## Selected passage
****

Saturday, November 15, 2014

"Who Do You Serve?" ~ God

“Who do you serve?” That simple question, I’m sure, changed my life the day I heard it. Or maybe it’s the fact that I actually heard it…I mean, really heard it.

While I was visiting my parent’s rental house recently (aka the-rental-house-from-down-under-and-I-don’t-mean-Australia), I heard a sound coming through the walls that sounded like running water. I wouldn’t have thought twice about it, but it’s the same sound I heard the last time I was there…and it never stopped…for hours! I brought my parents in the room, “You hear it?” They did. “It’s probably the washing machine.” Washing machine’s not on. “It’s probably the sprinkler.” Sprinkler’s not on. I found myself turning everything off, closing the door, shoving my ear to the wall…whatever it took to hear the source of this sound. I could hear the sound. I just couldn’t hear it clearly because of all the distractions.

There have been times in my life I just didn’t feel like serving. The timing wasn’t right for me. The “ask” was just not from the person I felt like serving. The situation was just so out of order, I didn’t want to enable anyone through codependency. There were times I didn’t want to serve just to prove a point.

I found myself asking many questions when faced with the opportunity to serve the day He asked the question. I was getting caught up in the “who” and the “what” and the “when” of it all. And then God asked, “Who do you serve?”

When I turned off all the outside “noise” I had to ask myself:

  • If I serve God, does it matter who asks me to do it?

  • If I serve God, does it matter what I get from it?

  • If I serve God, does it matter when “a point” is proven?

****

## Jobs
A. In the post on serving God, what two explanations did the parents give for the sound of running water?
B. In the post on serving God, rewrite the paragraph beginning "There have been times in my life" as a short list of the reasons the writer didn't feel like serving.
C. Transcribe the post on serving God, everything from "There have been" down to "get from it?".

## Dataset extract
****

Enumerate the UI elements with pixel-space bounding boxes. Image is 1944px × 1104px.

****

## The results
A. They said it was probably the washing machine, and then probably the sprinkler.

B.
- The timing wasn't right.
- The person asking wasn't someone the writer felt like serving.
- The situation was so out of order that the writer didn't want to enable anyone through codependency.
- The writer wanted to prove a point.

C.
There have been times in my life I just didn’t feel like serving. The timing wasn’t right for me. The “ask” was just not from the person I felt like serving. The situation was just so out of order, I didn’t want to enable anyone through codependency. There were times I didn’t want to serve just to prove a point.

I found myself asking many questions when faced with the opportunity to serve the day He asked the question. I was getting caught up in the “who” and the “what” and the “when” of it all. And then God asked, “Who do you serve?”

When I turned off all the outside “noise” I had to ask myself:

  • If I serve God, does it matter who asks me to do it?

  • If I serve God, does it matter what I get from it?